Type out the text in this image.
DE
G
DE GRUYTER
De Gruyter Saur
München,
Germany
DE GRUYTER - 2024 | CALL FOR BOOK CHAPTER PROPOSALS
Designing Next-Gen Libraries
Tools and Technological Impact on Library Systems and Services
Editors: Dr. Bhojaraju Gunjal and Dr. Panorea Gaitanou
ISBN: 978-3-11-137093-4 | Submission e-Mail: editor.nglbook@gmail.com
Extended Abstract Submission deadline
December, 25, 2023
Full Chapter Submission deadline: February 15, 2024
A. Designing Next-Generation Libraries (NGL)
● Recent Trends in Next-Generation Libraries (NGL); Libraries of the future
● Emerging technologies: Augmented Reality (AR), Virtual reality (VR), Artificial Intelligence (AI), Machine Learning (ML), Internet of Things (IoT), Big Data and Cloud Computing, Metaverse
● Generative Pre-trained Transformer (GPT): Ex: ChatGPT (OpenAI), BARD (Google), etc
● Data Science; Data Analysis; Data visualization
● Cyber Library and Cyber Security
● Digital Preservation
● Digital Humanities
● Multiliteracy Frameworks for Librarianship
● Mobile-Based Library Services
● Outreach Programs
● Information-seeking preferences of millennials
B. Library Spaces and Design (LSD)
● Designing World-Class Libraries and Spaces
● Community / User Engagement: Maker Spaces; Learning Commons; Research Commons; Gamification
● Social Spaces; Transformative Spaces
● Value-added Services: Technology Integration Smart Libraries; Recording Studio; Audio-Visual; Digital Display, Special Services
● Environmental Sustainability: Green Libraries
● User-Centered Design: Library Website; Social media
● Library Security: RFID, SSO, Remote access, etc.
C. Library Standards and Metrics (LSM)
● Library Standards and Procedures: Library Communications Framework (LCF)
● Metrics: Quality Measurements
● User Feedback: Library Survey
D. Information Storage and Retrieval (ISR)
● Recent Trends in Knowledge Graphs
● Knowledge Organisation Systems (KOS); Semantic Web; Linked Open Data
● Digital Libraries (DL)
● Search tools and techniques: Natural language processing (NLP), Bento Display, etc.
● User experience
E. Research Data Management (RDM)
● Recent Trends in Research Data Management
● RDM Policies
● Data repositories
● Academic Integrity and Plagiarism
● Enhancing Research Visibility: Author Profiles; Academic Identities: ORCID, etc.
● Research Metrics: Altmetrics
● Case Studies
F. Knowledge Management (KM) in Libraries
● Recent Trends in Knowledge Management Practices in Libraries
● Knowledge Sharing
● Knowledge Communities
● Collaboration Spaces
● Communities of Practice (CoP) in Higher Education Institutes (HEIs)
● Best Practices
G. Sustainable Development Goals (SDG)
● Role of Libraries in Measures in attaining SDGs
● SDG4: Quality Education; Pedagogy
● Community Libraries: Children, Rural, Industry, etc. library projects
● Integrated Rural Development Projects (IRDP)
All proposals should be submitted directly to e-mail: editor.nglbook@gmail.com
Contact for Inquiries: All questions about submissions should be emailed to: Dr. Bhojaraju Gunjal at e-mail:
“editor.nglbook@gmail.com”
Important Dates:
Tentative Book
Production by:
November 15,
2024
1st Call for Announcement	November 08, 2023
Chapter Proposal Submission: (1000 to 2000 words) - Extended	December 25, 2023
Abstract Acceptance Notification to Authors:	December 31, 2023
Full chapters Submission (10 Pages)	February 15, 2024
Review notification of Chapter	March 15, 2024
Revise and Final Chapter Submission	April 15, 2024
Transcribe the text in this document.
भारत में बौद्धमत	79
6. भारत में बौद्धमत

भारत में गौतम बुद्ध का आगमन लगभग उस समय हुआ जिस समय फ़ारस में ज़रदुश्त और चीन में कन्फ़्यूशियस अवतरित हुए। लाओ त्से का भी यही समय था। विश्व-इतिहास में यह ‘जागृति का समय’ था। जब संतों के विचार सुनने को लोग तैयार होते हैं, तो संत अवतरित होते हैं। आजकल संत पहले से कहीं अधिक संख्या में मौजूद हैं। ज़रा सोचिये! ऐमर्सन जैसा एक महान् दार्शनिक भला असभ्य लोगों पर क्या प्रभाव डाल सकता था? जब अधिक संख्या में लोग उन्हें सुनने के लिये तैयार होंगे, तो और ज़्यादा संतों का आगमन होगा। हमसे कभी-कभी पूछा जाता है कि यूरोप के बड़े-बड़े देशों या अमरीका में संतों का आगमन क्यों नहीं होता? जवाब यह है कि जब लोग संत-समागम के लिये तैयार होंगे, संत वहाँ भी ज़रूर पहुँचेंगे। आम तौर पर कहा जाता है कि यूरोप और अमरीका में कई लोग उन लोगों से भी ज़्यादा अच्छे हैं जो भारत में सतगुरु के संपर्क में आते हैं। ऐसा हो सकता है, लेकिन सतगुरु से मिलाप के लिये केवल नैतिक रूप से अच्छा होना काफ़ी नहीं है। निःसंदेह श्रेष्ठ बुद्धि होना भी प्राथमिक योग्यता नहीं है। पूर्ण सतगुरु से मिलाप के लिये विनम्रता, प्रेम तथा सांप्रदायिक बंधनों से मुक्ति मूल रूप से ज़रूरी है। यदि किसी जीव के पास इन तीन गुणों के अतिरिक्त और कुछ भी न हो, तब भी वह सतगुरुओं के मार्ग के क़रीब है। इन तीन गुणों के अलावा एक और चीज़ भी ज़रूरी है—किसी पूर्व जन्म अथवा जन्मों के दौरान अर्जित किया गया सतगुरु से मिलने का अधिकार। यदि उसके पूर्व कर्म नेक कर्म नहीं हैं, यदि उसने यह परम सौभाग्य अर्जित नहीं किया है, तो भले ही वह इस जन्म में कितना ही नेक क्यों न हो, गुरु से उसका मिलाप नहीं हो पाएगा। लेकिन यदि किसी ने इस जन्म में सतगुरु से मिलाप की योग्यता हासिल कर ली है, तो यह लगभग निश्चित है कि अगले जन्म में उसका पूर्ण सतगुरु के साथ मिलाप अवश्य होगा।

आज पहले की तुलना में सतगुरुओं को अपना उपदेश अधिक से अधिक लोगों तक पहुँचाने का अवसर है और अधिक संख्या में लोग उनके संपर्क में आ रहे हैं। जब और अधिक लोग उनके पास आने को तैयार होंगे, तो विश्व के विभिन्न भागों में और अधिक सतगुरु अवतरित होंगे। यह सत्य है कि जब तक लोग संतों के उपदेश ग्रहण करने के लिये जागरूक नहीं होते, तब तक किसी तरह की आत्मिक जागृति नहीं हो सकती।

#### Written exercise
Look over the material above and show each line where "Services" appears.

#### Written reply
Tools and Technological Impact on Library Systems and Services
● Mobile-Based Library Services
● Value-added Services: Technology Integration Smart Libraries; Recording Studio; Audio-Visual; Digital Display, Special Services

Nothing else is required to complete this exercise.